REQUIRED TASK:
Would you output the lines from the one with "What data populates" through the last line of the material below, exactly, but without pictures?

DATA SHOWN:
◆ ◆ ◆ ◆ ◆

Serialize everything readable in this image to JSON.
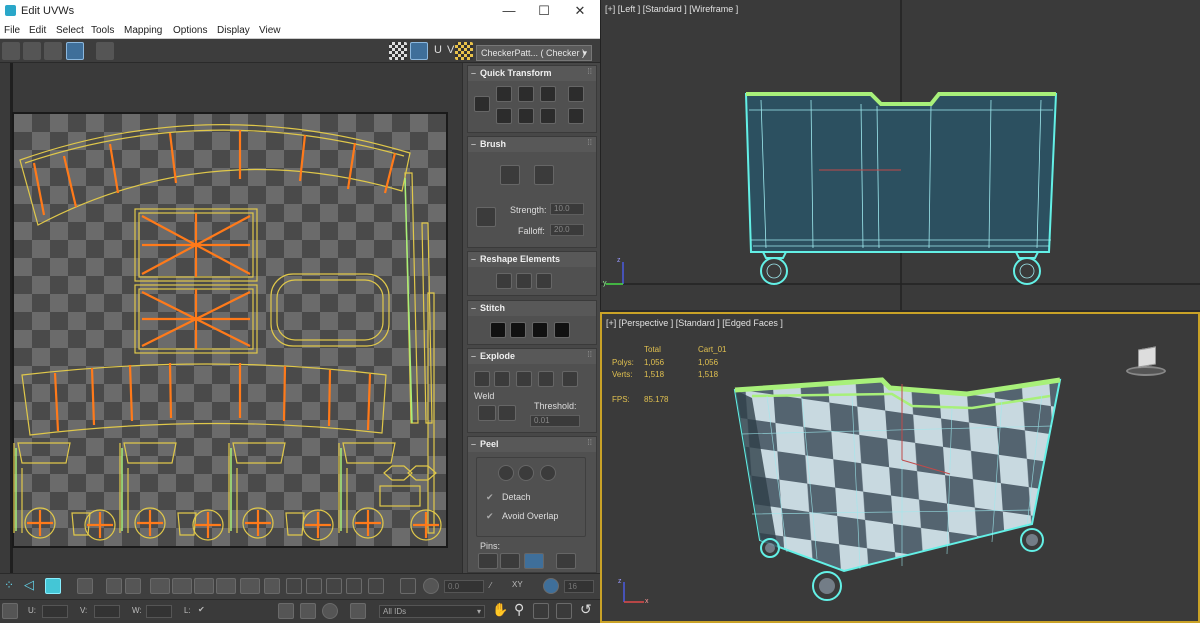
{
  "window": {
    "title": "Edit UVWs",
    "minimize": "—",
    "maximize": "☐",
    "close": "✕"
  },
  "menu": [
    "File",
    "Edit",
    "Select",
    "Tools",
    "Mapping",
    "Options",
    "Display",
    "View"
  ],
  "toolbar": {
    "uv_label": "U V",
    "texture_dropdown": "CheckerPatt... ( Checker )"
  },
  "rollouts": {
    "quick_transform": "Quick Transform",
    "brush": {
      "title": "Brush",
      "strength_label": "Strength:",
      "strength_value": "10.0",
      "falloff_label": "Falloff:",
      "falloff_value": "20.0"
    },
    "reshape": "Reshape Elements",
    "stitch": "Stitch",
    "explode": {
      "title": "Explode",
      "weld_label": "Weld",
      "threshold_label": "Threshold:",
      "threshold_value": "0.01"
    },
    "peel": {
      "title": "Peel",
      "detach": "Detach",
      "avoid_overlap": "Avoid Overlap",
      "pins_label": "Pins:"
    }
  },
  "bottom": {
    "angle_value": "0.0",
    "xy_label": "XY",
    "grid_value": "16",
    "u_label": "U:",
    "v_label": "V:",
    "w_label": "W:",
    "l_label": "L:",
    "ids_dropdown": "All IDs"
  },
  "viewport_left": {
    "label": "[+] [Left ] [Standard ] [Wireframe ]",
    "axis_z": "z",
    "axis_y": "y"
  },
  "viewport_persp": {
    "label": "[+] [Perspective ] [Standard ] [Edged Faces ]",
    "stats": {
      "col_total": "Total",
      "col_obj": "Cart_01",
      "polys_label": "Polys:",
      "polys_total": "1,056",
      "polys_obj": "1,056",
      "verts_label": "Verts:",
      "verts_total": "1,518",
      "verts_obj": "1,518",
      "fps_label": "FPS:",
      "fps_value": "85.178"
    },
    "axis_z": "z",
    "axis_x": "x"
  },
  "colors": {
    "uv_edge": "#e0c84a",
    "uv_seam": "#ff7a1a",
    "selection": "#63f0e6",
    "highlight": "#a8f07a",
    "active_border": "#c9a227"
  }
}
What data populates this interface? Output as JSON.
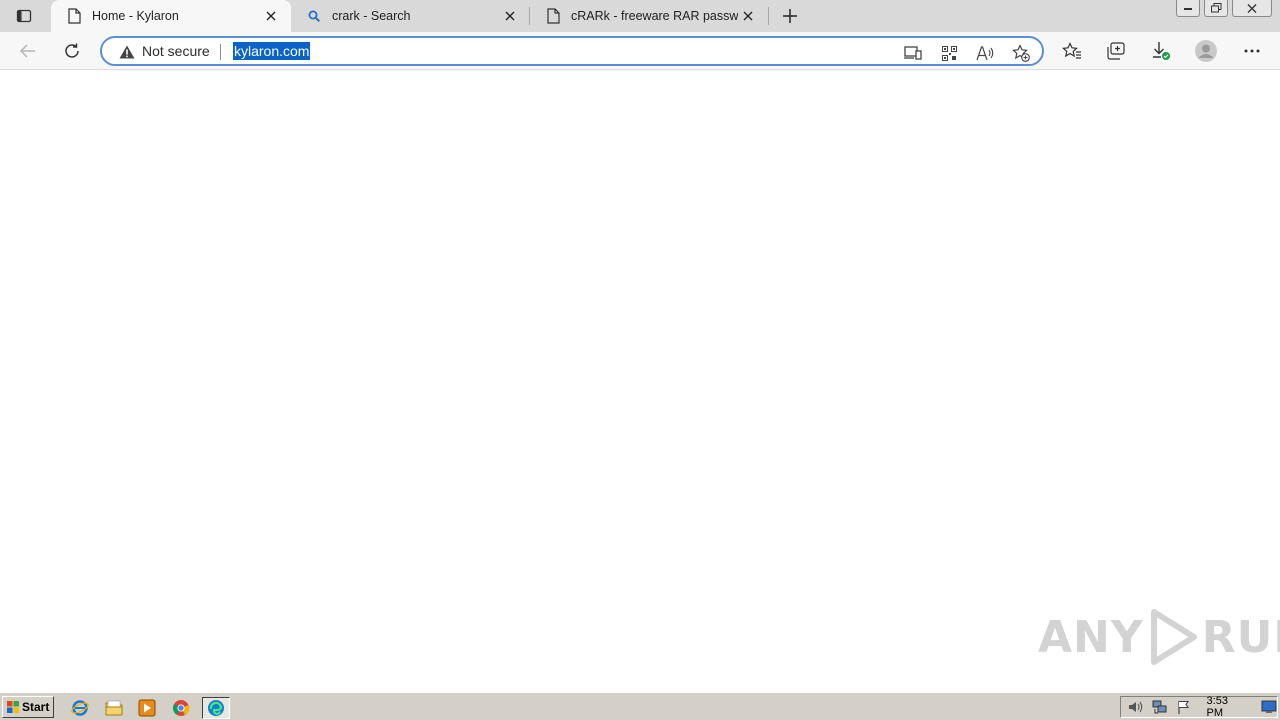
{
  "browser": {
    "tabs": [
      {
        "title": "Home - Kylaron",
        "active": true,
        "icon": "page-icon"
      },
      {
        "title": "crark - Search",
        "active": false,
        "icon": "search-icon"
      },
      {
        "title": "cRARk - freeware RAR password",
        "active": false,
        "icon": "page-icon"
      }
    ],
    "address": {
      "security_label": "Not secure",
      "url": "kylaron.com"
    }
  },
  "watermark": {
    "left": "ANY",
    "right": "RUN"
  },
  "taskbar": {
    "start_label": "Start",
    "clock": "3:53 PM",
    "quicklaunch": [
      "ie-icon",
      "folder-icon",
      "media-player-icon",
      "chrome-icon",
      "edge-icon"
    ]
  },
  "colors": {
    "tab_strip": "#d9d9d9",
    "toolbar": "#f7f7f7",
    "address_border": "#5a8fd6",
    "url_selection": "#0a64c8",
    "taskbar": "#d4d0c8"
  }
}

◆ ◆ ◆ ◆ ◆

CORRECT ANSWER:
What data populates this interface? Output as JSON.
{
  "browser": {
    "tabs": [
      {
        "title": "Home - Kylaron",
        "active": true,
        "icon": "page-icon"
      },
      {
        "title": "crark - Search",
        "active": false,
        "icon": "search-icon"
      },
      {
        "title": "cRARk - freeware RAR password",
        "active": false,
        "icon": "page-icon"
      }
    ],
    "address": {
      "security_label": "Not secure",
      "url": "kylaron.com"
    }
  },
  "watermark": {
    "left": "ANY",
    "right": "RUN"
  },
  "taskbar": {
    "start_label": "Start",
    "clock": "3:53 PM",
    "quicklaunch": [
      "ie-icon",
      "folder-icon",
      "media-player-icon",
      "chrome-icon",
      "edge-icon"
    ]
  },
  "colors": {
    "tab_strip": "#d9d9d9",
    "toolbar": "#f7f7f7",
    "address_border": "#5a8fd6",
    "url_selection": "#0a64c8",
    "taskbar": "#d4d0c8"
  }
}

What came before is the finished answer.